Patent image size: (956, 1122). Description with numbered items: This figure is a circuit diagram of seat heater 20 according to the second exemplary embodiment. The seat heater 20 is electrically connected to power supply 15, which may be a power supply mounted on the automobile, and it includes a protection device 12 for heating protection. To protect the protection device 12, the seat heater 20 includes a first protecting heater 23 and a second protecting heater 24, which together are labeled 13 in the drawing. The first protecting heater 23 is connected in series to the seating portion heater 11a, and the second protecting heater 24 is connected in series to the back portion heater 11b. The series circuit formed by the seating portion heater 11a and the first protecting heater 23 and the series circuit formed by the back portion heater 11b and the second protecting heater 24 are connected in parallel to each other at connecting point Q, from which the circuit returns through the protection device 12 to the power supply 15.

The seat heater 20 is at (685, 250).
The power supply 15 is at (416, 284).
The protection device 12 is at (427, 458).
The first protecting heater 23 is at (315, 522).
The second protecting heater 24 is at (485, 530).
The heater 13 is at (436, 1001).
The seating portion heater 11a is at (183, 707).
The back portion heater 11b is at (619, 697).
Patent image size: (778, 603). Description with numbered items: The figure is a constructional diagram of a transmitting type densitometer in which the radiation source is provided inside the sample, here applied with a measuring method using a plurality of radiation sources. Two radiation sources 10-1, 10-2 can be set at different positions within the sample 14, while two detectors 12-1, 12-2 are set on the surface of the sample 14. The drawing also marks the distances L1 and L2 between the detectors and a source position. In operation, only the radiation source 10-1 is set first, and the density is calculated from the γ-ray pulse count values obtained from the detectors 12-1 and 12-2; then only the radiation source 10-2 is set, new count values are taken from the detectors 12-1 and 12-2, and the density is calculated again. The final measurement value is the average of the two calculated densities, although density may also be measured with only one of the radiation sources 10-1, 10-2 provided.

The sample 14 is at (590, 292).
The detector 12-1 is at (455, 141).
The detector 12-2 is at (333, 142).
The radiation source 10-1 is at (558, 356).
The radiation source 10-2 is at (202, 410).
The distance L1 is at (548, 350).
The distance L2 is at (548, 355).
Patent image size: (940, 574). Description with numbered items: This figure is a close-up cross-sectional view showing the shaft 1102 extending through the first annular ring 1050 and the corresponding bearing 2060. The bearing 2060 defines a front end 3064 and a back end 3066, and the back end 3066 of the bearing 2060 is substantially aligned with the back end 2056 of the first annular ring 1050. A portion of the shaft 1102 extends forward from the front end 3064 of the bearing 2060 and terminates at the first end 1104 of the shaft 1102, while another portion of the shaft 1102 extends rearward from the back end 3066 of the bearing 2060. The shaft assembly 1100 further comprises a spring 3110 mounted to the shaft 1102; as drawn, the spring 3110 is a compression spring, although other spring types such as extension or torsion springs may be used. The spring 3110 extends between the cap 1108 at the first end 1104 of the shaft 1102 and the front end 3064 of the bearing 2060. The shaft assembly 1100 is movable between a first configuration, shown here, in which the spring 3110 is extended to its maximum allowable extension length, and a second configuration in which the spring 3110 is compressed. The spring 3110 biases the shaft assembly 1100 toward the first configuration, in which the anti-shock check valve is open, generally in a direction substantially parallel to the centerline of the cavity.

## ФОРМУЛИРОВКА ЗАДАНИЯ
Извлеките из записей все строки, содержащие слово «source».

## РЕШЕНИЕ УПРАЖНЕНИЯ
Patent image size: (778, 603). Description with numbered items: The figure is a constructional diagram of a transmitting type densitometer in which the radiation source is provided inside the sample, here applied with a measuring method using a plurality of radiation sources. Two radiation sources 10-1, 10-2 can be set at different positions within the sample 14, while two detectors 12-1, 12-2 are set on the surface of the sample 14. The drawing also marks the distances L1 and L2 between the detectors and a source position. In operation, only the radiation source 10-1 is set first, and the density is calculated from the γ-ray pulse count values obtained from the detectors 12-1 and 12-2; then only the radiation source 10-2 is set, new count values are taken from the detectors 12-1 and 12-2, and the density is calculated again. The final measurement value is the average of the two calculated densities, although density may also be measured with only one of the radiation sources 10-1, 10-2 provided.
The radiation source 10-1 is at (558, 356).
The radiation source 10-2 is at (202, 410).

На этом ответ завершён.